**Do this**
Lay out every line of the entries as a Markdown table with two columns, Row and Line, numbering each row and leaving out blank lines.

**Element placement data**

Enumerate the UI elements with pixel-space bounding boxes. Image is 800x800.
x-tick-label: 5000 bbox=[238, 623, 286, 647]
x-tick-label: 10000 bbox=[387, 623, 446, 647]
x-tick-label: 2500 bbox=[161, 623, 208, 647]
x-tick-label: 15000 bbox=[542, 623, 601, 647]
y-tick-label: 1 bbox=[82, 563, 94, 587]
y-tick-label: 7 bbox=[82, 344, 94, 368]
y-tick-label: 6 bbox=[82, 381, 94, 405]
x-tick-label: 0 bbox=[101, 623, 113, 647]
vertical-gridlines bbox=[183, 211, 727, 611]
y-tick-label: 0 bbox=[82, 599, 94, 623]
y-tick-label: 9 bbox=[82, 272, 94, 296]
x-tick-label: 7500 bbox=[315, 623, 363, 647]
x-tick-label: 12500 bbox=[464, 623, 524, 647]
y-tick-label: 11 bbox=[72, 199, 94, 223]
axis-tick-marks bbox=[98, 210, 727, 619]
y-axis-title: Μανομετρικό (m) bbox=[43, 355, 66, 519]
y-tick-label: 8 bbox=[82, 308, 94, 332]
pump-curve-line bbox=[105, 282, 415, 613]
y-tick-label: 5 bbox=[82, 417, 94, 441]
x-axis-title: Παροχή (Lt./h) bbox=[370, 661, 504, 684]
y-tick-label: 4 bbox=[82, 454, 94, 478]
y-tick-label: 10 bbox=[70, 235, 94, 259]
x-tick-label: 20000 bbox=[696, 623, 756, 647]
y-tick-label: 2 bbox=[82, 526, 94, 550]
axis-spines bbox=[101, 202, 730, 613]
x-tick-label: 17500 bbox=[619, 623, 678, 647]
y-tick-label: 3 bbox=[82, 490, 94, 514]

**Answer to the problem**
| Row | Line |
|---|---|
| 1 | Enumerate the UI elements with pixel-space bounding boxes. Image is 800x800. |
| 2 | x-tick-label: 5000 bbox=[238, 623, 286, 647] |
| 3 | x-tick-label: 10000 bbox=[387, 623, 446, 647] |
| 4 | x-tick-label: 2500 bbox=[161, 623, 208, 647] |
| 5 | x-tick-label: 15000 bbox=[542, 623, 601, 647] |
| 6 | y-tick-label: 1 bbox=[82, 563, 94, 587] |
| 7 | y-tick-label: 7 bbox=[82, 344, 94, 368] |
| 8 | y-tick-label: 6 bbox=[82, 381, 94, 405] |
| 9 | x-tick-label: 0 bbox=[101, 623, 113, 647] |
| 10 | vertical-gridlines bbox=[183, 211, 727, 611] |
| 11 | y-tick-label: 0 bbox=[82, 599, 94, 623] |
| 12 | y-tick-label: 9 bbox=[82, 272, 94, 296] |
| 13 | x-tick-label: 7500 bbox=[315, 623, 363, 647] |
| 14 | x-tick-label: 12500 bbox=[464, 623, 524, 647] |
| 15 | y-tick-label: 11 bbox=[72, 199, 94, 223] |
| 16 | axis-tick-marks bbox=[98, 210, 727, 619] |
| 17 | y-axis-title: Μανομετρικό (m) bbox=[43, 355, 66, 519] |
| 18 | y-tick-label: 8 bbox=[82, 308, 94, 332] |
| 19 | pump-curve-line bbox=[105, 282, 415, 613] |
| 20 | y-tick-label: 5 bbox=[82, 417, 94, 441] |
| 21 | x-axis-title: Παροχή (Lt./h) bbox=[370, 661, 504, 684] |
| 22 | y-tick-label: 4 bbox=[82, 454, 94, 478] |
| 23 | y-tick-label: 10 bbox=[70, 235, 94, 259] |
| 24 | x-tick-label: 20000 bbox=[696, 623, 756, 647] |
| 25 | y-tick-label: 2 bbox=[82, 526, 94, 550] |
| 26 | axis-spines bbox=[101, 202, 730, 613] |
| 27 | x-tick-label: 17500 bbox=[619, 623, 678, 647] |
| 28 | y-tick-label: 3 bbox=[82, 490, 94, 514] |